[TO BE DONE] Write each record again exactly as it stands.

[RECORDS FOR THIS EXERCISE]
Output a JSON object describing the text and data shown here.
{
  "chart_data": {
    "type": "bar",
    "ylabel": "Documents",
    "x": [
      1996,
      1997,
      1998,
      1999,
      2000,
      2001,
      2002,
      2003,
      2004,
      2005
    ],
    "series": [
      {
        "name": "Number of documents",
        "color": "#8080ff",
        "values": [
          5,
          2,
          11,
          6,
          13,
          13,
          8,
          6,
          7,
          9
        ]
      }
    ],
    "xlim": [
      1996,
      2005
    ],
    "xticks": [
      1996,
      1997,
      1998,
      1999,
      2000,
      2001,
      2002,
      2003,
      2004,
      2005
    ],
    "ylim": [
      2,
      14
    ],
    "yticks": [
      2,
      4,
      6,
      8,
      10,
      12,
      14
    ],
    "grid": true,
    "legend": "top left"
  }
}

[ANSWER TO THE TASK]
Output a JSON object describing the text and data shown here.
{
  "chart_data": {
    "type": "bar",
    "ylabel": "Documents",
    "x": [
      1996,
      1997,
      1998,
      1999,
      2000,
      2001,
      2002,
      2003,
      2004,
      2005
    ],
    "series": [
      {
        "name": "Number of documents",
        "color": "#8080ff",
        "values": [
          5,
          2,
          11,
          6,
          13,
          13,
          8,
          6,
          7,
          9
        ]
      }
    ],
    "xlim": [
      1996,
      2005
    ],
    "xticks": [
      1996,
      1997,
      1998,
      1999,
      2000,
      2001,
      2002,
      2003,
      2004,
      2005
    ],
    "ylim": [
      2,
      14
    ],
    "yticks": [
      2,
      4,
      6,
      8,
      10,
      12,
      14
    ],
    "grid": true,
    "legend": "top left"
  }
}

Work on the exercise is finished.